Transcribe the listing word for word.
─── Input rows
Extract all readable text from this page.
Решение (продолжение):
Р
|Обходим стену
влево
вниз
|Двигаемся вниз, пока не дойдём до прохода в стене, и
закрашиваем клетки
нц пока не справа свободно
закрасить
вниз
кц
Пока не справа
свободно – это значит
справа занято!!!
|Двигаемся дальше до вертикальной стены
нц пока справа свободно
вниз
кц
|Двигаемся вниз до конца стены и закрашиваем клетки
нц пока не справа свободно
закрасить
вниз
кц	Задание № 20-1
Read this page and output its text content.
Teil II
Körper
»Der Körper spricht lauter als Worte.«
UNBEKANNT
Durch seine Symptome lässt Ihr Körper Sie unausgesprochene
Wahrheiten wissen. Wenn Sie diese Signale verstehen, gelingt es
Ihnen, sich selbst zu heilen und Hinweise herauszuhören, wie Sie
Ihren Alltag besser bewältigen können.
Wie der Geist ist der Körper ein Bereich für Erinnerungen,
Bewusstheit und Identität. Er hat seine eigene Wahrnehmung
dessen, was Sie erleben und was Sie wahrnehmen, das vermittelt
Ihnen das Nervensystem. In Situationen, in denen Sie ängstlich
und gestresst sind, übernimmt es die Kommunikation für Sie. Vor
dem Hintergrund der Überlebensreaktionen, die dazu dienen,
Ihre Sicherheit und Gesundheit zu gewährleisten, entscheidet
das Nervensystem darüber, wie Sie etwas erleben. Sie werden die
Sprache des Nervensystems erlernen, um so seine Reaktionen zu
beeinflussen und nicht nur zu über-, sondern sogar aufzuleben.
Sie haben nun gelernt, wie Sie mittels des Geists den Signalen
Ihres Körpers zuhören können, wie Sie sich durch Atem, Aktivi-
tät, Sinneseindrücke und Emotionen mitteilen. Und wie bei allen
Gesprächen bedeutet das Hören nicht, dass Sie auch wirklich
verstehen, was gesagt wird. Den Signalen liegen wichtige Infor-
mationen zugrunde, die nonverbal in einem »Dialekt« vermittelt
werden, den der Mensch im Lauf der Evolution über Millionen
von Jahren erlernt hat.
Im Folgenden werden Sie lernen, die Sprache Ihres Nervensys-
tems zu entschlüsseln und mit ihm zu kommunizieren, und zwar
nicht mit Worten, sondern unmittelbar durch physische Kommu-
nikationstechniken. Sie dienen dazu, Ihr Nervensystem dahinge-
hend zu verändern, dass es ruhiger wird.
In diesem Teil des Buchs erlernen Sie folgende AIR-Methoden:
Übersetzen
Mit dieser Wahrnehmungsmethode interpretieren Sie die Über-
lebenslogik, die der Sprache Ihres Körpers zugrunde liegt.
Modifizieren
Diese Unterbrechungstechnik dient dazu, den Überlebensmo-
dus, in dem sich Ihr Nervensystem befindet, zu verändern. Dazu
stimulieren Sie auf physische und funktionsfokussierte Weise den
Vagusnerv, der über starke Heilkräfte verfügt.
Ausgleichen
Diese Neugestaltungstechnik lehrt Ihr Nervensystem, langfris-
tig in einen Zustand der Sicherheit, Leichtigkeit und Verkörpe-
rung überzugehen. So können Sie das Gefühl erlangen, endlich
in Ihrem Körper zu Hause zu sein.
──────
### Response for this exercise
Extract all readable text from this page.
Решение (продолжение):
Р
|Обходим стену
влево
вниз
|Двигаемся вниз, пока не дойдём до прохода в стене, и
закрашиваем клетки
нц пока не справа свободно
закрасить
вниз
кц
Пока не справа
свободно – это значит
справа занято!!!
|Двигаемся дальше до вертикальной стены
нц пока справа свободно
вниз
кц
|Двигаемся вниз до конца стены и закрашиваем клетки
нц пока не справа свободно
закрасить
вниз
кц	Задание № 20-1
Read this page and output its text content.
Teil II
Körper
»Der Körper spricht lauter als Worte.«
UNBEKANNT
Durch seine Symptome lässt Ihr Körper Sie unausgesprochene
Wahrheiten wissen. Wenn Sie diese Signale verstehen, gelingt es
Ihnen, sich selbst zu heilen und Hinweise herauszuhören, wie Sie
Ihren Alltag besser bewältigen können.
Wie der Geist ist der Körper ein Bereich für Erinnerungen,
Bewusstheit und Identität. Er hat seine eigene Wahrnehmung
dessen, was Sie erleben und was Sie wahrnehmen, das vermittelt
Ihnen das Nervensystem. In Situationen, in denen Sie ängstlich
und gestresst sind, übernimmt es die Kommunikation für Sie. Vor
dem Hintergrund der Überlebensreaktionen, die dazu dienen,
Ihre Sicherheit und Gesundheit zu gewährleisten, entscheidet
das Nervensystem darüber, wie Sie etwas erleben. Sie werden die
Sprache des Nervensystems erlernen, um so seine Reaktionen zu
beeinflussen und nicht nur zu über-, sondern sogar aufzuleben.
Sie haben nun gelernt, wie Sie mittels des Geists den Signalen
Ihres Körpers zuhören können, wie Sie sich durch Atem, Aktivi-
tät, Sinneseindrücke und Emotionen mitteilen. Und wie bei allen
Gesprächen bedeutet das Hören nicht, dass Sie auch wirklich
verstehen, was gesagt wird. Den Signalen liegen wichtige Infor-
mationen zugrunde, die nonverbal in einem »Dialekt« vermittelt
werden, den der Mensch im Lauf der Evolution über Millionen
von Jahren erlernt hat.
Im Folgenden werden Sie lernen, die Sprache Ihres Nervensys-
tems zu entschlüsseln und mit ihm zu kommunizieren, und zwar
nicht mit Worten, sondern unmittelbar durch physische Kommu-
nikationstechniken. Sie dienen dazu, Ihr Nervensystem dahinge-
hend zu verändern, dass es ruhiger wird.
In diesem Teil des Buchs erlernen Sie folgende AIR-Methoden:
Übersetzen
Mit dieser Wahrnehmungsmethode interpretieren Sie die Über-
lebenslogik, die der Sprache Ihres Körpers zugrunde liegt.
Modifizieren
Diese Unterbrechungstechnik dient dazu, den Überlebensmo-
dus, in dem sich Ihr Nervensystem befindet, zu verändern. Dazu
stimulieren Sie auf physische und funktionsfokussierte Weise den
Vagusnerv, der über starke Heilkräfte verfügt.
Ausgleichen
Diese Neugestaltungstechnik lehrt Ihr Nervensystem, langfris-
tig in einen Zustand der Sicherheit, Leichtigkeit und Verkörpe-
rung überzugehen. So können Sie das Gefühl erlangen, endlich
in Ihrem Körper zu Hause zu sein.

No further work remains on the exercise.